- EXERCISE MATERIALS -
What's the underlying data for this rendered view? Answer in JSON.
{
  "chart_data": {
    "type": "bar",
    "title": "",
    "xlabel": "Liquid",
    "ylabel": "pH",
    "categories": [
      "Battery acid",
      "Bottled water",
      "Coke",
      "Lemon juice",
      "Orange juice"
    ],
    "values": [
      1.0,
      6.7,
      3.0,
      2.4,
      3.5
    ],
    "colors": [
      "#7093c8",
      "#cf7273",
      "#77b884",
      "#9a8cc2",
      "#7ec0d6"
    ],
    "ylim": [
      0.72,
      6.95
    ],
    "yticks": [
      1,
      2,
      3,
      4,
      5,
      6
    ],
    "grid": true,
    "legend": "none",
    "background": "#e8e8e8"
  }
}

--

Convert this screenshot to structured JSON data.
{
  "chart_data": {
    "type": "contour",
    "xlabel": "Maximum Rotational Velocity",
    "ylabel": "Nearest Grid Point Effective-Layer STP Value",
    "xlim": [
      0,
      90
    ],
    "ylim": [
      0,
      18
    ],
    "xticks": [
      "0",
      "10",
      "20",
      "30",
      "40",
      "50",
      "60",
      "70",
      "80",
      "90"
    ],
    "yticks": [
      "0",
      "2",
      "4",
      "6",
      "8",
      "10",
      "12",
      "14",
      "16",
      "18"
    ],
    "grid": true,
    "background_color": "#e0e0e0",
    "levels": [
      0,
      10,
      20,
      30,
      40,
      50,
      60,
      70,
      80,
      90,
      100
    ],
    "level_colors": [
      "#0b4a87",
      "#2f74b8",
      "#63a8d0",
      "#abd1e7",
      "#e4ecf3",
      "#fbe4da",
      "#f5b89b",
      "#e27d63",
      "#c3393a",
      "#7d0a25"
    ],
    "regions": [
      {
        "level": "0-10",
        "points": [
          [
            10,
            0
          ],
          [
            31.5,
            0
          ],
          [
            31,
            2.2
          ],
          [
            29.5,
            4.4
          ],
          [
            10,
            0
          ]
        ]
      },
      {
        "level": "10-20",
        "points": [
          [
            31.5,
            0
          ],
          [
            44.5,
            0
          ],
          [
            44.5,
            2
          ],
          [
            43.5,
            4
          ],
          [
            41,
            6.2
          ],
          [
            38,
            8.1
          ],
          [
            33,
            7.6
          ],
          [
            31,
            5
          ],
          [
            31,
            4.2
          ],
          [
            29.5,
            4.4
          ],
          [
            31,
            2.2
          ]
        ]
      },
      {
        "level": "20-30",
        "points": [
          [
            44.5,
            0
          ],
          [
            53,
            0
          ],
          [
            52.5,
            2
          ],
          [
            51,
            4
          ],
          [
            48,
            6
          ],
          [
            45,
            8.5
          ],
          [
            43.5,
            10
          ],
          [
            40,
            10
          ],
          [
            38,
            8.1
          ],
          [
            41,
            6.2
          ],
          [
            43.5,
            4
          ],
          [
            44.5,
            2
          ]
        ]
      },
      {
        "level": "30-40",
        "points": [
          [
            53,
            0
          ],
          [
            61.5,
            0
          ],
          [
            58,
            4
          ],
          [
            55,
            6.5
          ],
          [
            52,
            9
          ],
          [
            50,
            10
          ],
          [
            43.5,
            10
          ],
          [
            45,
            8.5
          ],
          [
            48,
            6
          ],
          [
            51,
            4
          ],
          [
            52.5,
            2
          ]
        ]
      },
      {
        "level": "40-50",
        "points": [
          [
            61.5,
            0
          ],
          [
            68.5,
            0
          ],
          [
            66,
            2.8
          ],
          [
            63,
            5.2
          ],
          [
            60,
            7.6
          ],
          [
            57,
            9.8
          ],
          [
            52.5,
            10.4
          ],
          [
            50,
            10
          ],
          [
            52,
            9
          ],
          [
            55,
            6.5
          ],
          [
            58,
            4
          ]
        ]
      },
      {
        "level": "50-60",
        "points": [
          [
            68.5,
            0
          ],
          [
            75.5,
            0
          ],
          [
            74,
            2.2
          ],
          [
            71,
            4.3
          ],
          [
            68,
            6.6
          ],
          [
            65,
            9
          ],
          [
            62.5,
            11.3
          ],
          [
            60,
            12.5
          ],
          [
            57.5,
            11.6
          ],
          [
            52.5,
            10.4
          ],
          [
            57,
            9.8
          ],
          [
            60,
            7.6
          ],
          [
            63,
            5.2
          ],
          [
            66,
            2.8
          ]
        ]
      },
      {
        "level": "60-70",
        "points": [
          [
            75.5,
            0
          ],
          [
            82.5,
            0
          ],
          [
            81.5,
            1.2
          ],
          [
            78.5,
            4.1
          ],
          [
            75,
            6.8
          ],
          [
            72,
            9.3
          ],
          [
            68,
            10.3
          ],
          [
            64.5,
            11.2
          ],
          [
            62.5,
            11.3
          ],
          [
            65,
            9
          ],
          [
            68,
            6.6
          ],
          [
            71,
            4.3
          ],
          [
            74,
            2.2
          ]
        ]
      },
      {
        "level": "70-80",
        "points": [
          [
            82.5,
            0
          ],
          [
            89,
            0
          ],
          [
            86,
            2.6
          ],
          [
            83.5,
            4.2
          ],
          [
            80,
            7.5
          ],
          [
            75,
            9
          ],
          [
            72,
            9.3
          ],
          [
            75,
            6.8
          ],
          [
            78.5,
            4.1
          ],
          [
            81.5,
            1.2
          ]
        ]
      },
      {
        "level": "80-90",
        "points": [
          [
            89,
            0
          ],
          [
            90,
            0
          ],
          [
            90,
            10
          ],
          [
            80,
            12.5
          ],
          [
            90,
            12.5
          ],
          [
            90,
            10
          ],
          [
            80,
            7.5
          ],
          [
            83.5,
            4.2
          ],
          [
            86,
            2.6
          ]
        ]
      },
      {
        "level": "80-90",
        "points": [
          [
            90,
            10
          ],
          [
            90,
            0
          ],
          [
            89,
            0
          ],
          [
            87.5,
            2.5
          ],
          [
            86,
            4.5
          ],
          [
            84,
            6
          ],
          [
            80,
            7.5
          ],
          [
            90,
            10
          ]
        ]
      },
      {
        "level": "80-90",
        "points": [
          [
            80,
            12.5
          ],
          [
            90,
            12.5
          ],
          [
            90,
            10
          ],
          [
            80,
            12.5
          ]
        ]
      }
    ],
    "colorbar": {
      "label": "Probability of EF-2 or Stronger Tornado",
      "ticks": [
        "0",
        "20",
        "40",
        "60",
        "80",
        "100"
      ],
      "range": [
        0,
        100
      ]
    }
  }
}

- PROBLEM -
Tally the lines of the preceding listing in which the word "xlabel" appears; state nothing but the total.

- SOLUTION TO THE PROBLEM -
2